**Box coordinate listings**
──────

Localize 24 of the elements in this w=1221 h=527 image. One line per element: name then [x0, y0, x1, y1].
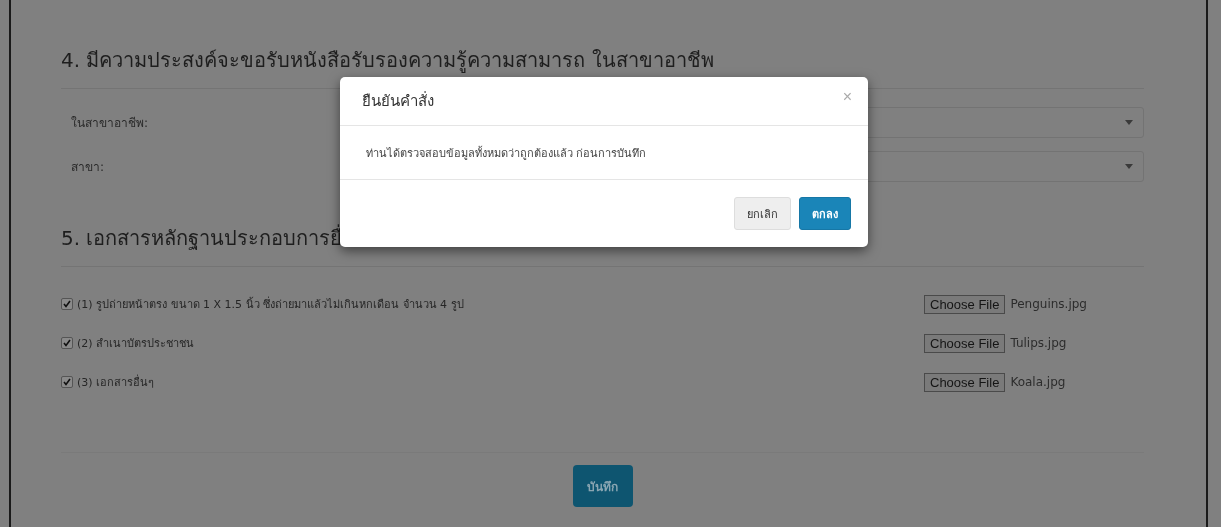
checkbox[interactable]	[61, 337, 73, 349]
field-label: ในสาขาอาชีพ:	[71, 115, 150, 132]
choose-file-button[interactable]: Choose File	[924, 294, 1006, 314]
save-button[interactable]: บันทึก	[572, 465, 633, 507]
cancel-button[interactable]: ยกเลิก	[734, 197, 791, 230]
dialog-title: ยืนยันคำสั่ง	[362, 90, 434, 112]
file-name: Penguins.jpg	[1010, 297, 1087, 311]
document-label: (1) รูปถ่ายหน้าตรง ขนาด 1 X 1.5 นิ้ว ซึ่งถ่ายมาแล้วไม่เกินหกเดือน จำนวน 4 รูป	[77, 295, 464, 313]
file-name: Koala.jpg	[1010, 375, 1066, 389]
file-name: Tulips.jpg	[1010, 336, 1067, 350]
section-heading: 4. มีความประสงค์จะขอรับหนังสือรับรองความรู้ความสามารถ ในสาขาอาชีพ	[61, 47, 715, 74]
document-label: (3) เอกสารอื่นๆ	[77, 373, 155, 391]
dialog-message: ท่านได้ตรวจสอบข้อมูลทั้งหมดว่าถูกต้องแล้ว ก่อนการบันทึก	[366, 145, 647, 162]
document-label: (2) สำเนาบัตรประชาชน	[77, 336, 195, 352]
checkbox[interactable]	[61, 376, 73, 388]
choose-file-button[interactable]: Choose File	[924, 372, 1006, 392]
checkbox[interactable]	[61, 298, 73, 310]
close-button[interactable]: ×	[842, 88, 852, 106]
field-label: สาขา:	[71, 159, 106, 176]
caret-icon	[1125, 120, 1133, 125]
choose-file-button[interactable]: Choose File	[924, 333, 1006, 353]
section-heading: 5. เอกสารหลักฐานประกอบการยื่	[61, 224, 344, 252]
caret-icon	[1125, 164, 1133, 169]
ok-button[interactable]: ตกลง	[799, 197, 851, 230]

──────

**Stated problem**
Pull out every line from the records above without changing anything, and leave the pictures out.

**Task result**
Localize 24 of the elements in this w=1221 h=527 image. One line per element: name then [x0, y0, x1, y1].
checkbox[interactable]	[61, 337, 73, 349]
field-label: ในสาขาอาชีพ:	[71, 115, 150, 132]
choose-file-button[interactable]: Choose File	[924, 294, 1006, 314]
save-button[interactable]: บันทึก	[572, 465, 633, 507]
cancel-button[interactable]: ยกเลิก	[734, 197, 791, 230]
dialog-title: ยืนยันคำสั่ง	[362, 90, 434, 112]
file-name: Penguins.jpg	[1010, 297, 1087, 311]
document-label: (1) รูปถ่ายหน้าตรง ขนาด 1 X 1.5 นิ้ว ซึ่งถ่ายมาแล้วไม่เกินหกเดือน จำนวน 4 รูป	[77, 295, 464, 313]
file-name: Koala.jpg	[1010, 375, 1066, 389]
file-name: Tulips.jpg	[1010, 336, 1067, 350]
section-heading: 4. มีความประสงค์จะขอรับหนังสือรับรองความรู้ความสามารถ ในสาขาอาชีพ	[61, 47, 715, 74]
document-label: (3) เอกสารอื่นๆ	[77, 373, 155, 391]
dialog-message: ท่านได้ตรวจสอบข้อมูลทั้งหมดว่าถูกต้องแล้ว ก่อนการบันทึก	[366, 145, 647, 162]
document-label: (2) สำเนาบัตรประชาชน	[77, 336, 195, 352]
checkbox[interactable]	[61, 376, 73, 388]
choose-file-button[interactable]: Choose File	[924, 372, 1006, 392]
checkbox[interactable]	[61, 298, 73, 310]
close-button[interactable]: ×	[842, 88, 852, 106]
field-label: สาขา:	[71, 159, 106, 176]
caret-icon	[1125, 120, 1133, 125]
choose-file-button[interactable]: Choose File	[924, 333, 1006, 353]
section-heading: 5. เอกสารหลักฐานประกอบการยื่	[61, 224, 344, 252]
caret-icon	[1125, 164, 1133, 169]
ok-button[interactable]: ตกลง	[799, 197, 851, 230]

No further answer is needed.